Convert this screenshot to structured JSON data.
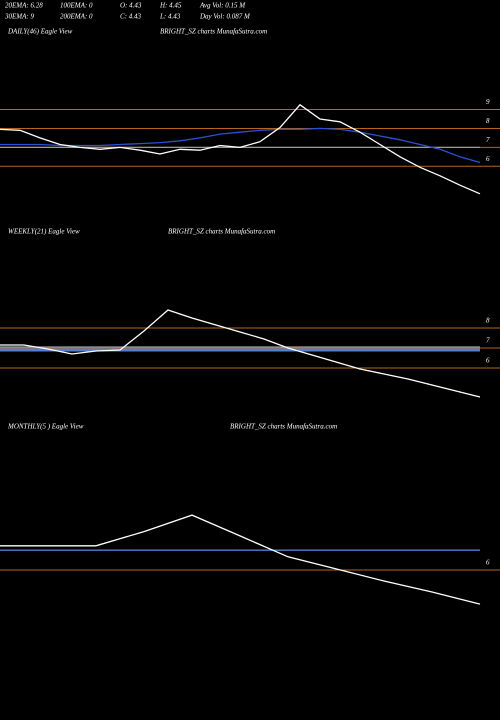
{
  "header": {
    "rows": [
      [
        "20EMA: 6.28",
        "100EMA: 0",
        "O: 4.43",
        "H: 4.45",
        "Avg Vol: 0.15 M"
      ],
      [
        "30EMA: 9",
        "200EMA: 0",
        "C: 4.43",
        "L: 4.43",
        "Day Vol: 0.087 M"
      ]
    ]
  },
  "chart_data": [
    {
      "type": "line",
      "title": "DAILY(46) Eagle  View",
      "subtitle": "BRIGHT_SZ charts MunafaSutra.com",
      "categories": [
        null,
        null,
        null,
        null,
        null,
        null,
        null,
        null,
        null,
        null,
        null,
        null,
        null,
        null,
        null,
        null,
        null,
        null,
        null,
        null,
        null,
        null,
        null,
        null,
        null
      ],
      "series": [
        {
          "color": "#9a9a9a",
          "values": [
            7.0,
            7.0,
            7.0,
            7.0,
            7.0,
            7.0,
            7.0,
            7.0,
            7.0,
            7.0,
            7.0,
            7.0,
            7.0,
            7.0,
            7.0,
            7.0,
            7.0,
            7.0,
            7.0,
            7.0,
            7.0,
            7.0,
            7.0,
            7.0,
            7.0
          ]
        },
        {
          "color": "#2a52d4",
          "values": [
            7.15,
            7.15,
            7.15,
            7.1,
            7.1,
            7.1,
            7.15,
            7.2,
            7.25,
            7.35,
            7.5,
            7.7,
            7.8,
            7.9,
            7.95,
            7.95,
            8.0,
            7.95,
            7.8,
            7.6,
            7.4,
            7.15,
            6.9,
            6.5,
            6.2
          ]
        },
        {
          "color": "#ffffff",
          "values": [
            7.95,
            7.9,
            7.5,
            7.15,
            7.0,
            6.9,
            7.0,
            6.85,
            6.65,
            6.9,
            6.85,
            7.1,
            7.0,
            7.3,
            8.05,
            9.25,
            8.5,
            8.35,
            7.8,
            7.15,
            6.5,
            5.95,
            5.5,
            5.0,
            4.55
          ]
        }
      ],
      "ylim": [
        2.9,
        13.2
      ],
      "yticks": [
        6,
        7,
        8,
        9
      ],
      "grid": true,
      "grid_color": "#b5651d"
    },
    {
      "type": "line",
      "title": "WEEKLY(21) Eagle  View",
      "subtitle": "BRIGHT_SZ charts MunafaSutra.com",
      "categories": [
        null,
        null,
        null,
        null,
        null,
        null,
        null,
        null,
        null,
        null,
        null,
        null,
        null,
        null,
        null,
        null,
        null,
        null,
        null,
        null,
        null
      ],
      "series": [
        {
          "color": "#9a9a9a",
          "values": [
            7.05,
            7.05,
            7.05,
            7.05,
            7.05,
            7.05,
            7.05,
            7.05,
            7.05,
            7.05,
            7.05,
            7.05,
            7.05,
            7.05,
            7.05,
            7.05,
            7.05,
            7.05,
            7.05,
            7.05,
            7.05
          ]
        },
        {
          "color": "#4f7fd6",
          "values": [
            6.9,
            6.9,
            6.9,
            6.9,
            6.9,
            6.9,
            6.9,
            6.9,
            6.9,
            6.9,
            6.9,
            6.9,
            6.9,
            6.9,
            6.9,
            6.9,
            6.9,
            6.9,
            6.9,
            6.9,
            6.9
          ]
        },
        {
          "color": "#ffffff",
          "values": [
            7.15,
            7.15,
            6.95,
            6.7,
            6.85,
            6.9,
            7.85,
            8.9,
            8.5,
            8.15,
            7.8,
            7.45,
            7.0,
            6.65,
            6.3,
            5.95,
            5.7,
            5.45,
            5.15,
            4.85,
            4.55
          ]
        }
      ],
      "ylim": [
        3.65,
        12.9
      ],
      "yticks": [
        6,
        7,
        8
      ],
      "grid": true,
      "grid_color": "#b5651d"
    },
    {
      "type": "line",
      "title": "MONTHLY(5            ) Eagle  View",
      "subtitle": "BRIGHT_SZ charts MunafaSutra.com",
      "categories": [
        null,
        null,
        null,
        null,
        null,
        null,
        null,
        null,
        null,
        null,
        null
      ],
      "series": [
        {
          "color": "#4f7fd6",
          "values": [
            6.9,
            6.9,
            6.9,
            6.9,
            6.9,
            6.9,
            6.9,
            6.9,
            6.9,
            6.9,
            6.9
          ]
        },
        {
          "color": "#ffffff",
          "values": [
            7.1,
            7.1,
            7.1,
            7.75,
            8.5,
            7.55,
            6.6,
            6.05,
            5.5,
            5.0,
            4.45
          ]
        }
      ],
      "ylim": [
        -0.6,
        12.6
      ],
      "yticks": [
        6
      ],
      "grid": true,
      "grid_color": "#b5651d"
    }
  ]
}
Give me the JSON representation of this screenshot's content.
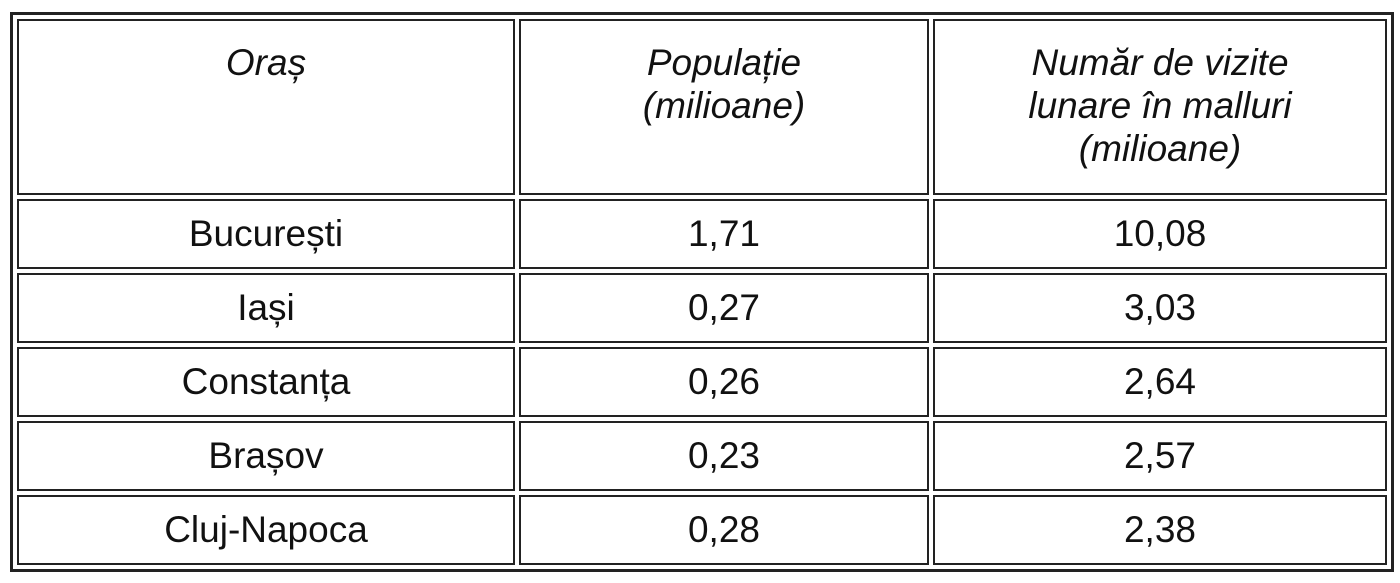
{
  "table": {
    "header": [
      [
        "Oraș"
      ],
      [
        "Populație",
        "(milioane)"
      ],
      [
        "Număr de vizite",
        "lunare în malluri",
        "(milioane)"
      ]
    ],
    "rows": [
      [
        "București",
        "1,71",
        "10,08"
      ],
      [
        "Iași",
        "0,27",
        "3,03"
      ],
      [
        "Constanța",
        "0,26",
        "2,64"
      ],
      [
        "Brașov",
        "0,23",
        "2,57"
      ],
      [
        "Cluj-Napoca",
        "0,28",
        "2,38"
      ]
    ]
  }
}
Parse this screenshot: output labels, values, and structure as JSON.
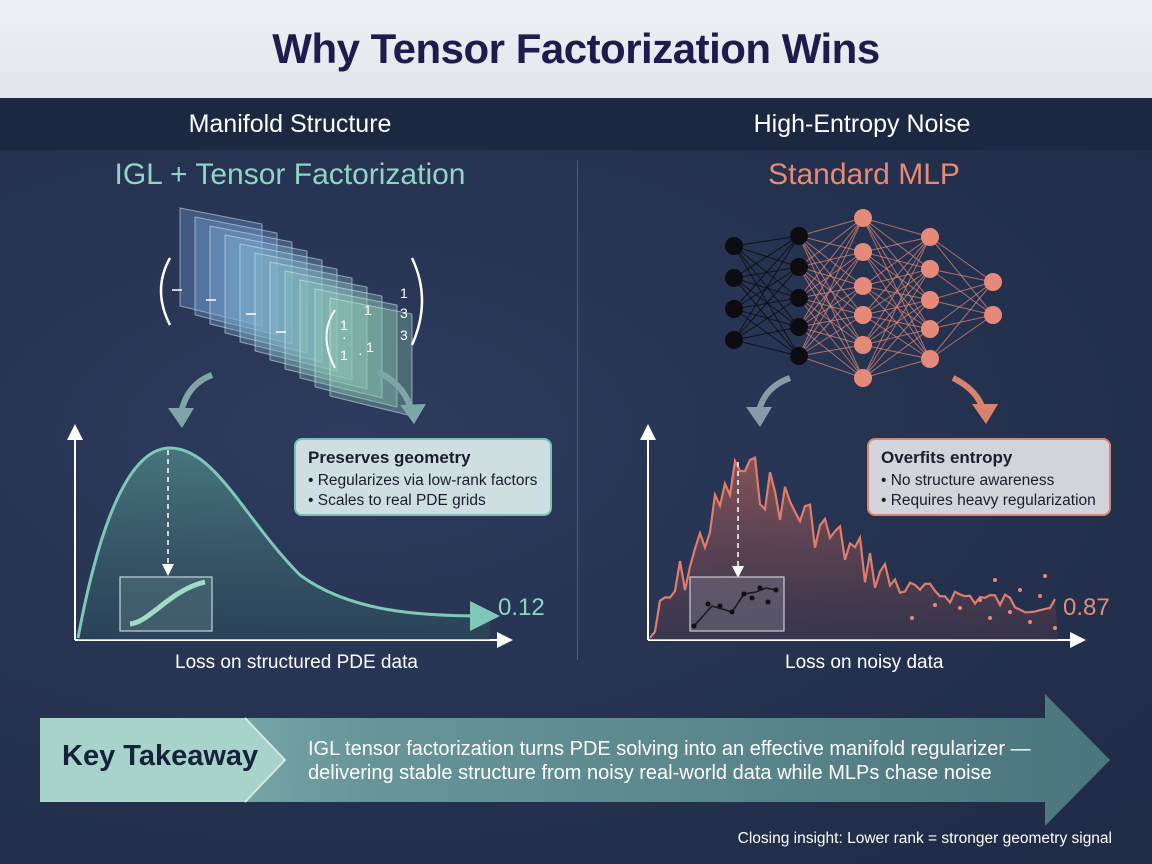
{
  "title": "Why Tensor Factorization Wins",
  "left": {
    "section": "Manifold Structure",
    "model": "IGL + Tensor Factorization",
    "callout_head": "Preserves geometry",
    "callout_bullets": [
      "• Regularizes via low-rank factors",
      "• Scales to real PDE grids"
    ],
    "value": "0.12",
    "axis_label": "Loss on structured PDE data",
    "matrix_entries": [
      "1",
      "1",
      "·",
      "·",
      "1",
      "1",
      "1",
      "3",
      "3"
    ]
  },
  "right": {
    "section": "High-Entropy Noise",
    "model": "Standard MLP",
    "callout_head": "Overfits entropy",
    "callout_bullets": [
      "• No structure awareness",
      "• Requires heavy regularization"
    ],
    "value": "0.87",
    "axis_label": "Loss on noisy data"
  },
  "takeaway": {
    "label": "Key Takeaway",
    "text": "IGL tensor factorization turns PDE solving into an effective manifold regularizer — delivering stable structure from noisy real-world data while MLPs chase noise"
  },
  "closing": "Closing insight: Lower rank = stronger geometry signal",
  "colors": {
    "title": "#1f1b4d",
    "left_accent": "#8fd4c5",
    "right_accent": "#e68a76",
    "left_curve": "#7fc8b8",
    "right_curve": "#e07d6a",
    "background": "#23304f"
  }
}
__________
* **Goal of the exercise**
Copy, from the material above, each line in which the string "Eagle" occurs.

* **Result of this task**
      "title": "DAILY(46) Eagle  View",
      "title": "WEEKLY(21) Eagle  View",
      "title": "MONTHLY(5            ) Eagle  View",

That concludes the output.